Stored entries
>> start

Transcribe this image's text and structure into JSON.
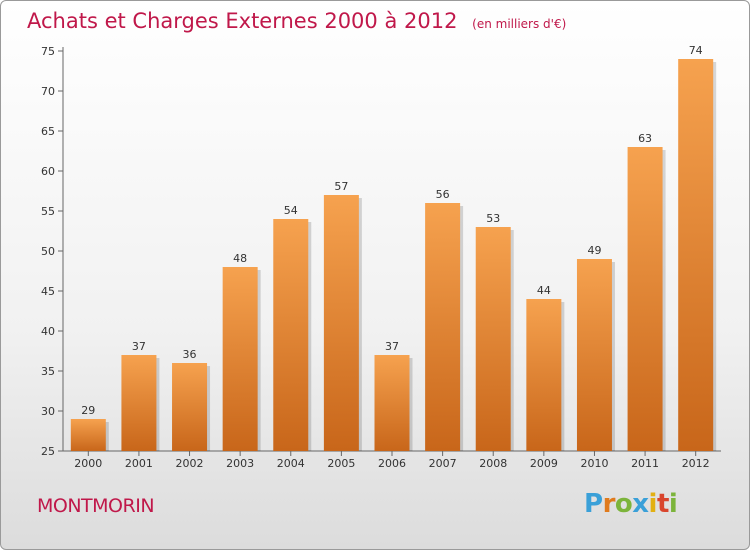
{
  "chart_data": {
    "type": "bar",
    "title": "Achats et Charges Externes 2000 à 2012",
    "unit": "(en milliers d'€)",
    "categories": [
      "2000",
      "2001",
      "2002",
      "2003",
      "2004",
      "2005",
      "2006",
      "2007",
      "2008",
      "2009",
      "2010",
      "2011",
      "2012"
    ],
    "values": [
      29,
      37,
      36,
      48,
      54,
      57,
      37,
      56,
      53,
      44,
      49,
      63,
      74
    ],
    "ylim": [
      25,
      75
    ],
    "yticks": [
      25,
      30,
      35,
      40,
      45,
      50,
      55,
      60,
      65,
      70,
      75
    ],
    "grid": false,
    "colors": {
      "bar_top": "#f6a24f",
      "bar_bottom": "#c8661a",
      "title": "#c0184a"
    }
  },
  "footer": {
    "city": "MONTMORIN",
    "logo": {
      "letters": [
        {
          "char": "P",
          "color": "#3aa0d8"
        },
        {
          "char": "r",
          "color": "#e07b1d"
        },
        {
          "char": "o",
          "color": "#7cb43b"
        },
        {
          "char": "x",
          "color": "#3aa0d8"
        },
        {
          "char": "i",
          "color": "#e2b012"
        },
        {
          "char": "t",
          "color": "#d9452d"
        },
        {
          "char": "i",
          "color": "#7cb43b"
        }
      ]
    }
  }
}
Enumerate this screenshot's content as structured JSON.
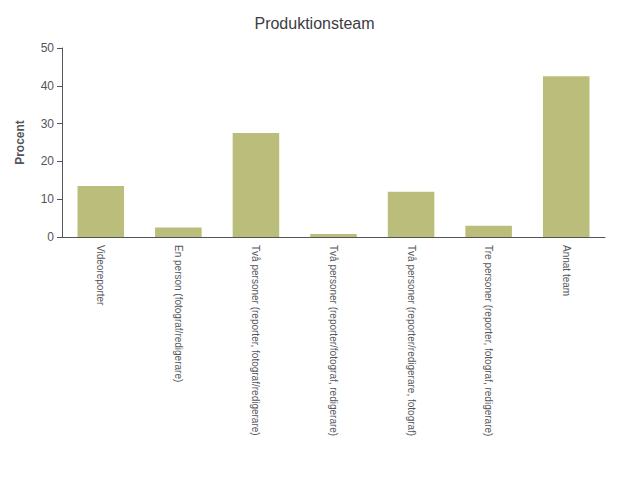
{
  "chart_data": {
    "type": "bar",
    "title": "Produktionsteam",
    "ylabel": "Procent",
    "categories": [
      "Videoreporter",
      "En person (fotograf/redigerare)",
      "Två personer (reporter, fotograf/redigerare)",
      "Två personer (reporter/fotograf, redigerare)",
      "Två personer (reporter/redigerare, fotograf)",
      "Tre personer (reporter, fotograf, redigerare)",
      "Annat team"
    ],
    "values": [
      13.5,
      2.5,
      27.5,
      0.8,
      12.0,
      3.0,
      42.5
    ],
    "color": "#bbbe7b",
    "ylim": [
      0,
      50
    ],
    "yticks": [
      0,
      10,
      20,
      30,
      40,
      50
    ],
    "grid": false
  }
}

>> end

**Work to do**:
Beginning with the line that contains "Enumerate this screenshot's", repeat every remaining line of the data exactly, the last line included, and omit pictures.

**Task response**:
Enumerate this screenshot's content as structured JSON.
{
  "chart_data": {
    "type": "bar",
    "title": "Produktionsteam",
    "ylabel": "Procent",
    "categories": [
      "Videoreporter",
      "En person (fotograf/redigerare)",
      "Två personer (reporter, fotograf/redigerare)",
      "Två personer (reporter/fotograf, redigerare)",
      "Två personer (reporter/redigerare, fotograf)",
      "Tre personer (reporter, fotograf, redigerare)",
      "Annat team"
    ],
    "values": [
      13.5,
      2.5,
      27.5,
      0.8,
      12.0,
      3.0,
      42.5
    ],
    "color": "#bbbe7b",
    "ylim": [
      0,
      50
    ],
    "yticks": [
      0,
      10,
      20,
      30,
      40,
      50
    ],
    "grid": false
  }
}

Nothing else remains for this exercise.